• What you need to do:
Collect each line of the entries that holds the string "Production".

Collected data entries
************
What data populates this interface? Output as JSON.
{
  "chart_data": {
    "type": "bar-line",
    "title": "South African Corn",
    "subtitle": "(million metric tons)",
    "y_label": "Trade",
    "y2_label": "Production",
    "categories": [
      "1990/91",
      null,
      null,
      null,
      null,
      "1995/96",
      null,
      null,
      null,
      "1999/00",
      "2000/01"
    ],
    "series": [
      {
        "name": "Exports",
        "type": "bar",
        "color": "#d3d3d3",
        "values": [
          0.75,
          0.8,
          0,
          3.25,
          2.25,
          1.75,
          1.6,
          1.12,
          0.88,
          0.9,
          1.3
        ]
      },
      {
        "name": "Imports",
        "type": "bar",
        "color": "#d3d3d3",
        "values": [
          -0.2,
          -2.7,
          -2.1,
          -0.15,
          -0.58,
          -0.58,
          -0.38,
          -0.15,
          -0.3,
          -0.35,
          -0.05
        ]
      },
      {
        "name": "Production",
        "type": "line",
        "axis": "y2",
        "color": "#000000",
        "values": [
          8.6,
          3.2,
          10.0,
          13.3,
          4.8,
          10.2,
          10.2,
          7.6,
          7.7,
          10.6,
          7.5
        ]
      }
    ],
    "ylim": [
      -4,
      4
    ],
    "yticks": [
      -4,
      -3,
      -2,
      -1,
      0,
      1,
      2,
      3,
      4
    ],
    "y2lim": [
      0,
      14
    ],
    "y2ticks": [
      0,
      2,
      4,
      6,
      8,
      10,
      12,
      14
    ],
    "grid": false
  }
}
************
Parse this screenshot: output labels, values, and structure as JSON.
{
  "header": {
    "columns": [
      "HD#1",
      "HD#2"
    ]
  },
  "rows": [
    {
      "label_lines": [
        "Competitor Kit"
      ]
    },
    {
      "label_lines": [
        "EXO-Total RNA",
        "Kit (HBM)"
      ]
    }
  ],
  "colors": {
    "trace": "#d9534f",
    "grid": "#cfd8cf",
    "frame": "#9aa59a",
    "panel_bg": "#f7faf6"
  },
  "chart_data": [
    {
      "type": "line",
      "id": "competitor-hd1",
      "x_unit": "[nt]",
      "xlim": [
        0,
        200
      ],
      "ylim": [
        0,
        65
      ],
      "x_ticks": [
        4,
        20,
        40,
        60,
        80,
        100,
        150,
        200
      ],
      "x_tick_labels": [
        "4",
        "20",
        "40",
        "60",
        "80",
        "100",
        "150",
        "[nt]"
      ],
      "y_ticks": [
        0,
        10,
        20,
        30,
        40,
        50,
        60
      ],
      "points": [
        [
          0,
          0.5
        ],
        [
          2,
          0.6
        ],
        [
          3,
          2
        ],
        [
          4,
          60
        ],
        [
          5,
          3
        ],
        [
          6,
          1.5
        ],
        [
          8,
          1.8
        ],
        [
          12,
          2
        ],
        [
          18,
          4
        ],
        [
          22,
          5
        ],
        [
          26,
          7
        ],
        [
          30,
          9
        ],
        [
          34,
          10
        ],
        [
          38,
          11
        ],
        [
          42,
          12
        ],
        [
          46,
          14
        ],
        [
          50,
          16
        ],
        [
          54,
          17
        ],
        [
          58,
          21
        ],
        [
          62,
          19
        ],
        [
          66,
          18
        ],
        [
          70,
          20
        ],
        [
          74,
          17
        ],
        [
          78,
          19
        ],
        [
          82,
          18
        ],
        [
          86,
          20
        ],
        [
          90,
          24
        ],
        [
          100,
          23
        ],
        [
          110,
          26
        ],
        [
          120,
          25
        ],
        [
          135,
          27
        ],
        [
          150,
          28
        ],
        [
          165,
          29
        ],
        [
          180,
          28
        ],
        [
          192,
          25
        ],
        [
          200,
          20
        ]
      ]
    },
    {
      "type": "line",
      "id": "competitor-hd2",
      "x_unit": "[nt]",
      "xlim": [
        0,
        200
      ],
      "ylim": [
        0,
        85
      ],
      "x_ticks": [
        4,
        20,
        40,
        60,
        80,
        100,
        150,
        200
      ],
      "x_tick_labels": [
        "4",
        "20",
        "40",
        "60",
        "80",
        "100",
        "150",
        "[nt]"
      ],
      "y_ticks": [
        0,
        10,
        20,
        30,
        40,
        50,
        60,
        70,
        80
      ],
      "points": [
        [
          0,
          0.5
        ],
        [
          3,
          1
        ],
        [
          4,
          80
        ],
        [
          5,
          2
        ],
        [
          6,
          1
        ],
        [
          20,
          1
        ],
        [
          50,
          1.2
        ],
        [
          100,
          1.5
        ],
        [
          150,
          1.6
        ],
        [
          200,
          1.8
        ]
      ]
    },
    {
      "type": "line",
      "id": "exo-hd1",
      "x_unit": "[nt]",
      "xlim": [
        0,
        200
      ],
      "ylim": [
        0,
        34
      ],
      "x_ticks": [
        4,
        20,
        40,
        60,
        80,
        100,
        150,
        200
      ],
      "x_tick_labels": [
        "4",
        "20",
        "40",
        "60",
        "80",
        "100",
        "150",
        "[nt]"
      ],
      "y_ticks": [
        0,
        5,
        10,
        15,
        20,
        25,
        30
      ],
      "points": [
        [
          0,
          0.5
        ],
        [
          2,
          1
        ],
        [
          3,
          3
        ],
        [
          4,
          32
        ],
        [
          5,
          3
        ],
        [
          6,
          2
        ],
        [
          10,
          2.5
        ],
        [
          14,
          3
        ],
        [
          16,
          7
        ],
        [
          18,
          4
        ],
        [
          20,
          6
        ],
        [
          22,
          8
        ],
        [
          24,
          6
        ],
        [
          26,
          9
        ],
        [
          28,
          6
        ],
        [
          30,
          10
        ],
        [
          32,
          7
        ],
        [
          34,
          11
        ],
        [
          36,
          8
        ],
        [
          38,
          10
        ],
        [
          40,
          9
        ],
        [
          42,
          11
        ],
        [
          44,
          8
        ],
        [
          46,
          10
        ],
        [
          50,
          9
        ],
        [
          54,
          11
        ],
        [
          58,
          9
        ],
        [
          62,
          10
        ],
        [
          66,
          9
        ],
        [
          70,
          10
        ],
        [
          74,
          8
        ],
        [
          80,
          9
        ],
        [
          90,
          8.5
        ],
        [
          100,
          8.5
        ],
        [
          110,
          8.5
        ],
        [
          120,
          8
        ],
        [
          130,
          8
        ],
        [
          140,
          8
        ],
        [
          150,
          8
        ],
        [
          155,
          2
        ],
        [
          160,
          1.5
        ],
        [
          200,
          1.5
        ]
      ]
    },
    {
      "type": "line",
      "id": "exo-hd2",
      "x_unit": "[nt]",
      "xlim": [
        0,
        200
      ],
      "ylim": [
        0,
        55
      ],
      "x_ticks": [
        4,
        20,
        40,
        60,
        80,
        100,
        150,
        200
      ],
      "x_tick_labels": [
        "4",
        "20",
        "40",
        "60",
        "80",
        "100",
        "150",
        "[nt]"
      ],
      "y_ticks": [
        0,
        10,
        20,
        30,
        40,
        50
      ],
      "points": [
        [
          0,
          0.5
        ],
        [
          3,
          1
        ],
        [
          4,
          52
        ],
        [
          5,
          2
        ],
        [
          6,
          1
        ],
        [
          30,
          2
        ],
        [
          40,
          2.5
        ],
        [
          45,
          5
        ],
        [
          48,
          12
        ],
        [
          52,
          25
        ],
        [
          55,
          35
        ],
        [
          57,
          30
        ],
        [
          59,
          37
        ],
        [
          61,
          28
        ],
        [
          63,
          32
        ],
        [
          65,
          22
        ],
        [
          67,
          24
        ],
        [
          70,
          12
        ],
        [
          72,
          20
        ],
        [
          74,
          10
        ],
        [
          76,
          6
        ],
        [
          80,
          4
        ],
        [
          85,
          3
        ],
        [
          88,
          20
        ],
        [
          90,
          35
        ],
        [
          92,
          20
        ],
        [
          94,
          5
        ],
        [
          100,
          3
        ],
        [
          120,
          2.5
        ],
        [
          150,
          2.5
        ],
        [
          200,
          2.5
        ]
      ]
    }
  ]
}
************
• Completed exercise:
    "y2_label": "Production",
        "name": "Production",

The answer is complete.